→ **Directions for this task**
Output the lines of each item below as a numbered list, omitting blank lines and leaving out the pictures.

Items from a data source
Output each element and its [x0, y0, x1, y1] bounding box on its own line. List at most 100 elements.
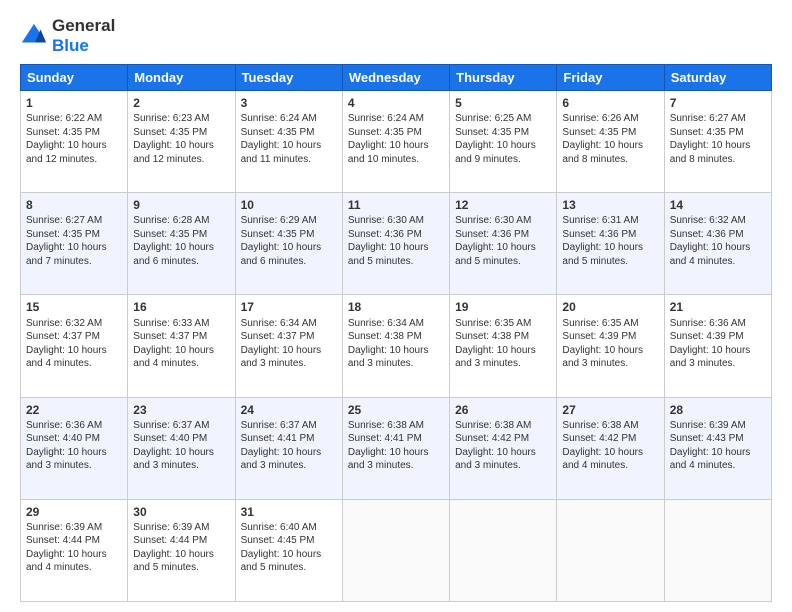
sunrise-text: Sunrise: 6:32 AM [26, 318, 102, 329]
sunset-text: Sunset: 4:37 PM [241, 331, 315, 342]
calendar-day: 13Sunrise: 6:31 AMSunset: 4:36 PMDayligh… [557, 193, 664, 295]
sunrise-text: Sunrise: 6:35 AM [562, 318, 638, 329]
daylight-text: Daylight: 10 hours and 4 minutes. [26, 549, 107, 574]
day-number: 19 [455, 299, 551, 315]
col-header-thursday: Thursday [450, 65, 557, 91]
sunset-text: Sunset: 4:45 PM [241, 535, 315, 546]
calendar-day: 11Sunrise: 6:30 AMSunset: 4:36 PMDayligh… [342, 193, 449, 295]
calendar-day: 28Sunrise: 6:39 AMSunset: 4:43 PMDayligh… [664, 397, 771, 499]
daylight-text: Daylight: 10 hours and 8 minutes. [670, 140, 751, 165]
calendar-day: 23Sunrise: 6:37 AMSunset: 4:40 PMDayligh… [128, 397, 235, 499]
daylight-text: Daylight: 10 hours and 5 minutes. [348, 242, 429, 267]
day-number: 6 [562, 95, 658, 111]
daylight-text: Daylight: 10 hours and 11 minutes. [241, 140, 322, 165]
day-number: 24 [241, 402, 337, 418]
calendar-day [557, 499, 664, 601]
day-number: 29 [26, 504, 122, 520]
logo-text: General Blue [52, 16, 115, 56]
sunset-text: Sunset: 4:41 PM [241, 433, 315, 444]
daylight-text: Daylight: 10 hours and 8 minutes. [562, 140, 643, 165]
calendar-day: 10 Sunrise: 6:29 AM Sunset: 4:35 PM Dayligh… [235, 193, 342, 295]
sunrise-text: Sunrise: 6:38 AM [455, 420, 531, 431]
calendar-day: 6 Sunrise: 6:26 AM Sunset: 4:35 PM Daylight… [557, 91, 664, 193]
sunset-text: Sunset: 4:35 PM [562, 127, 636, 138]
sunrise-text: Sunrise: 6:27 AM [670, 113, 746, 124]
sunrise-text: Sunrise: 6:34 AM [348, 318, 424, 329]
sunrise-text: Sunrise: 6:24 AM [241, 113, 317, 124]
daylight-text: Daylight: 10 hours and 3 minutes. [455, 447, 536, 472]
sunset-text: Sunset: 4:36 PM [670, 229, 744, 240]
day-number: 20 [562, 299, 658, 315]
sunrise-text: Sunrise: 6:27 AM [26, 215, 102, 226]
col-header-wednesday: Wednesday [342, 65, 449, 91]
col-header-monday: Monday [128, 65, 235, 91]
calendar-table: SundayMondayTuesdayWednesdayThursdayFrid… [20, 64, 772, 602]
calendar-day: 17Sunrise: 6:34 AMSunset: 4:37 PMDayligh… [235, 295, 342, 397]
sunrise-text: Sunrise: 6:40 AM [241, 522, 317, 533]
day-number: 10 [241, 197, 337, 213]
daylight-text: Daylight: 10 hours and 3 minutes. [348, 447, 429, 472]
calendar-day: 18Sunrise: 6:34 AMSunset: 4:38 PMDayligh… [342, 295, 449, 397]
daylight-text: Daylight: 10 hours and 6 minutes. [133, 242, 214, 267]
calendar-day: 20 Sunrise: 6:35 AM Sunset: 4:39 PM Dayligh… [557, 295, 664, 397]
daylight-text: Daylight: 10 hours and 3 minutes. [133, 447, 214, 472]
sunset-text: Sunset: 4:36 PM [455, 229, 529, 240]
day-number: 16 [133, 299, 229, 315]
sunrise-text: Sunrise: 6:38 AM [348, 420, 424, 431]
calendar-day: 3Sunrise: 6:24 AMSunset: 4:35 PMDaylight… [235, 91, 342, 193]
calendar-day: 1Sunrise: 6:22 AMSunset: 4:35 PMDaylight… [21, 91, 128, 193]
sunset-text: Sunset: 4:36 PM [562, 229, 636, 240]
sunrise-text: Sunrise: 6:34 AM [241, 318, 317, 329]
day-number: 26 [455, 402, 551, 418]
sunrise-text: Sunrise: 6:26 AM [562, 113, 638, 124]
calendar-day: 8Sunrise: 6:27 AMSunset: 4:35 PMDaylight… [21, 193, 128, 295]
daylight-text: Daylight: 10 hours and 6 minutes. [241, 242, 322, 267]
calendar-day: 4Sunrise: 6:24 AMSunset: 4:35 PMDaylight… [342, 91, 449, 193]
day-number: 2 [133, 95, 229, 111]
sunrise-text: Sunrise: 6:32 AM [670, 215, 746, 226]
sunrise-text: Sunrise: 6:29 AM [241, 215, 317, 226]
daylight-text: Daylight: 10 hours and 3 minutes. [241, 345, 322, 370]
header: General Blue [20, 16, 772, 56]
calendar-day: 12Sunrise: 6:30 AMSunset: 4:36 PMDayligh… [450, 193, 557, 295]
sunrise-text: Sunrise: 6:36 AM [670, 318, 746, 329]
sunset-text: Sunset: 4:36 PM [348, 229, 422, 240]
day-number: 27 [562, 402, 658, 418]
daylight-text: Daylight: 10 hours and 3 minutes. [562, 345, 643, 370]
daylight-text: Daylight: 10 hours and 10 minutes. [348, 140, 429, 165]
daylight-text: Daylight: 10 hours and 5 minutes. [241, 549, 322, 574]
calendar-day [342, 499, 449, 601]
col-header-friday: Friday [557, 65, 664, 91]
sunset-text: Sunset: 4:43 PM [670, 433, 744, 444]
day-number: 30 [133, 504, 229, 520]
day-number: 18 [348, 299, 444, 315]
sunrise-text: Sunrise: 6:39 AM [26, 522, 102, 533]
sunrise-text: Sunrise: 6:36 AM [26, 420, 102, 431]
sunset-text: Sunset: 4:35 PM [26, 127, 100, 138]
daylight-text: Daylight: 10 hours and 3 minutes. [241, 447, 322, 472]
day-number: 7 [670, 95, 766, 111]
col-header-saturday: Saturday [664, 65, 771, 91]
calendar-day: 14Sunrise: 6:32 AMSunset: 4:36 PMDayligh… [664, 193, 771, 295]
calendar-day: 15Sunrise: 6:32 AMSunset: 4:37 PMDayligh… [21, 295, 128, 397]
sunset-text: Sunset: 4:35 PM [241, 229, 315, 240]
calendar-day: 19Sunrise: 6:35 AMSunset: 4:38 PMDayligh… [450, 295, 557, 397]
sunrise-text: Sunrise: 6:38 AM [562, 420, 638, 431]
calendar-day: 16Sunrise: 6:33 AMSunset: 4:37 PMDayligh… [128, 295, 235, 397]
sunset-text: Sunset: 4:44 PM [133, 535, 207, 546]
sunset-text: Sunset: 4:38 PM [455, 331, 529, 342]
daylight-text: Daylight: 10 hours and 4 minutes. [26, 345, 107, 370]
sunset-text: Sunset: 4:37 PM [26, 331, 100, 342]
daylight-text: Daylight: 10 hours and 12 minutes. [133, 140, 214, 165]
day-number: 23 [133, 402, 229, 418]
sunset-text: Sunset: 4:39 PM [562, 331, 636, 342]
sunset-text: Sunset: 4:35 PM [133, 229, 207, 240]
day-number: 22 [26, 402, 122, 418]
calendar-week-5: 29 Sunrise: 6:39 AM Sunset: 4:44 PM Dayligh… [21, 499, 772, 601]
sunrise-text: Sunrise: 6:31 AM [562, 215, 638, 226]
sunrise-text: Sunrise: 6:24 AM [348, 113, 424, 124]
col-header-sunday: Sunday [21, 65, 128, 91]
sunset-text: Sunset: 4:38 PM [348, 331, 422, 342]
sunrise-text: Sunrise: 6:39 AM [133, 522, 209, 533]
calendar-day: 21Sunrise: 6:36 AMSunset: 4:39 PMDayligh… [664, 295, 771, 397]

→ **Response to the task**
1. Output each element and its [x0, y0, x1, y1] bounding box on its own line. List at most 100 elements.
2. sunrise-text: Sunrise: 6:32 AM [26, 318, 102, 329]
3. sunset-text: Sunset: 4:37 PM [241, 331, 315, 342]
4. calendar-day: 13Sunrise: 6:31 AMSunset: 4:36 PMDayligh… [557, 193, 664, 295]
5. sunrise-text: Sunrise: 6:35 AM [562, 318, 638, 329]
6. daylight-text: Daylight: 10 hours and 4 minutes. [26, 549, 107, 574]
7. day-number: 19 [455, 299, 551, 315]
8. col-header-thursday: Thursday [450, 65, 557, 91]
9. sunset-text: Sunset: 4:45 PM [241, 535, 315, 546]
10. calendar-day: 11Sunrise: 6:30 AMSunset: 4:36 PMDayligh… [342, 193, 449, 295]
11. calendar-day: 28Sunrise: 6:39 AMSunset: 4:43 PMDayligh… [664, 397, 771, 499]
12. daylight-text: Daylight: 10 hours and 8 minutes. [670, 140, 751, 165]
13. calendar-day: 23Sunrise: 6:37 AMSunset: 4:40 PMDayligh… [128, 397, 235, 499]
14. daylight-text: Daylight: 10 hours and 5 minutes. [348, 242, 429, 267]
15. day-number: 6 [562, 95, 658, 111]
16. daylight-text: Daylight: 10 hours and 11 minutes. [241, 140, 322, 165]
17. day-number: 24 [241, 402, 337, 418]
18. calendar-day [557, 499, 664, 601]
19. day-number: 29 [26, 504, 122, 520]
20. logo-text: General Blue [52, 16, 115, 56]
21. sunset-text: Sunset: 4:41 PM [241, 433, 315, 444]
22. daylight-text: Daylight: 10 hours and 8 minutes. [562, 140, 643, 165]
23. calendar-day: 10 Sunrise: 6:29 AM Sunset: 4:35 PM Dayligh… [235, 193, 342, 295]
24. sunrise-text: Sunrise: 6:38 AM [455, 420, 531, 431]
25. calendar-day: 6 Sunrise: 6:26 AM Sunset: 4:35 PM Daylight… [557, 91, 664, 193]
26. sunset-text: Sunset: 4:35 PM [562, 127, 636, 138]
27. sunrise-text: Sunrise: 6:27 AM [670, 113, 746, 124]
28. sunrise-text: Sunrise: 6:34 AM [348, 318, 424, 329]
29. sunrise-text: Sunrise: 6:24 AM [241, 113, 317, 124]
30. daylight-text: Daylight: 10 hours and 3 minutes. [455, 447, 536, 472]
31. sunset-text: Sunset: 4:36 PM [670, 229, 744, 240]
32. day-number: 20 [562, 299, 658, 315]
33. sunrise-text: Sunrise: 6:27 AM [26, 215, 102, 226]
34. col-header-wednesday: Wednesday [342, 65, 449, 91]
35. col-header-monday: Monday [128, 65, 235, 91]
36. calendar-table: SundayMondayTuesdayWednesdayThursdayFrid… [20, 64, 772, 602]
37. calendar-day: 17Sunrise: 6:34 AMSunset: 4:37 PMDayligh… [235, 295, 342, 397]
38. sunrise-text: Sunrise: 6:40 AM [241, 522, 317, 533]
39. day-number: 10 [241, 197, 337, 213]
40. daylight-text: Daylight: 10 hours and 3 minutes. [348, 447, 429, 472]
41. calendar-day: 18Sunrise: 6:34 AMSunset: 4:38 PMDayligh… [342, 295, 449, 397]
42. daylight-text: Daylight: 10 hours and 6 minutes. [133, 242, 214, 267]
43. calendar-day: 20 Sunrise: 6:35 AM Sunset: 4:39 PM Dayligh… [557, 295, 664, 397]
44. daylight-text: Daylight: 10 hours and 3 minutes. [133, 447, 214, 472]
45. sunset-text: Sunset: 4:36 PM [455, 229, 529, 240]
46. day-number: 16 [133, 299, 229, 315]
47. sunrise-text: Sunrise: 6:38 AM [348, 420, 424, 431]
48. calendar-day: 3Sunrise: 6:24 AMSunset: 4:35 PMDaylight… [235, 91, 342, 193]
49. calendar-day: 1Sunrise: 6:22 AMSunset: 4:35 PMDaylight… [21, 91, 128, 193]
50. sunset-text: Sunset: 4:36 PM [562, 229, 636, 240]
51. sunrise-text: Sunrise: 6:34 AM [241, 318, 317, 329]
52. day-number: 26 [455, 402, 551, 418]
53. sunrise-text: Sunrise: 6:26 AM [562, 113, 638, 124]
54. calendar-day: 8Sunrise: 6:27 AMSunset: 4:35 PMDaylight… [21, 193, 128, 295]
55. daylight-text: Daylight: 10 hours and 6 minutes. [241, 242, 322, 267]
56. calendar-day: 4Sunrise: 6:24 AMSunset: 4:35 PMDaylight… [342, 91, 449, 193]
57. day-number: 2 [133, 95, 229, 111]
58. sunrise-text: Sunrise: 6:32 AM [670, 215, 746, 226]
59. sunrise-text: Sunrise: 6:29 AM [241, 215, 317, 226]
60. daylight-text: Daylight: 10 hours and 3 minutes. [241, 345, 322, 370]
61. header: General Blue [20, 16, 772, 56]
62. calendar-day: 12Sunrise: 6:30 AMSunset: 4:36 PMDayligh… [450, 193, 557, 295]
63. sunrise-text: Sunrise: 6:36 AM [670, 318, 746, 329]
64. sunset-text: Sunset: 4:36 PM [348, 229, 422, 240]
65. day-number: 27 [562, 402, 658, 418]
66. daylight-text: Daylight: 10 hours and 3 minutes. [562, 345, 643, 370]
67. daylight-text: Daylight: 10 hours and 10 minutes. [348, 140, 429, 165]
68. daylight-text: Daylight: 10 hours and 5 minutes. [241, 549, 322, 574]
69. calendar-day [342, 499, 449, 601]
70. col-header-friday: Friday [557, 65, 664, 91]
71. sunset-text: Sunset: 4:43 PM [670, 433, 744, 444]
72. day-number: 30 [133, 504, 229, 520]
73. day-number: 18 [348, 299, 444, 315]
74. sunrise-text: Sunrise: 6:39 AM [26, 522, 102, 533]
75. sunrise-text: Sunrise: 6:36 AM [26, 420, 102, 431]
76. sunset-text: Sunset: 4:35 PM [26, 127, 100, 138]
77. daylight-text: Daylight: 10 hours and 3 minutes. [241, 447, 322, 472]
78. day-number: 7 [670, 95, 766, 111]
79. col-header-saturday: Saturday [664, 65, 771, 91]
80. calendar-day: 14Sunrise: 6:32 AMSunset: 4:36 PMDayligh… [664, 193, 771, 295]
81. calendar-day: 15Sunrise: 6:32 AMSunset: 4:37 PMDayligh… [21, 295, 128, 397]
82. sunset-text: Sunset: 4:35 PM [241, 229, 315, 240]
83. calendar-day: 19Sunrise: 6:35 AMSunset: 4:38 PMDayligh… [450, 295, 557, 397]
84. sunrise-text: Sunrise: 6:38 AM [562, 420, 638, 431]
85. calendar-day: 16Sunrise: 6:33 AMSunset: 4:37 PMDayligh… [128, 295, 235, 397]
86. sunset-text: Sunset: 4:44 PM [133, 535, 207, 546]
87. sunset-text: Sunset: 4:38 PM [455, 331, 529, 342]
88. daylight-text: Daylight: 10 hours and 4 minutes. [26, 345, 107, 370]
89. sunset-text: Sunset: 4:37 PM [26, 331, 100, 342]
90. daylight-text: Daylight: 10 hours and 12 minutes. [133, 140, 214, 165]
91. day-number: 23 [133, 402, 229, 418]
92. sunset-text: Sunset: 4:39 PM [562, 331, 636, 342]
93. sunset-text: Sunset: 4:35 PM [133, 229, 207, 240]
94. day-number: 22 [26, 402, 122, 418]
95. calendar-week-5: 29 Sunrise: 6:39 AM Sunset: 4:44 PM Dayligh… [21, 499, 772, 601]
96. sunrise-text: Sunrise: 6:31 AM [562, 215, 638, 226]
97. sunrise-text: Sunrise: 6:24 AM [348, 113, 424, 124]
98. col-header-sunday: Sunday [21, 65, 128, 91]
99. sunset-text: Sunset: 4:38 PM [348, 331, 422, 342]
100. sunrise-text: Sunrise: 6:39 AM [133, 522, 209, 533]
101. calendar-day: 21Sunrise: 6:36 AMSunset: 4:39 PMDayligh… [664, 295, 771, 397]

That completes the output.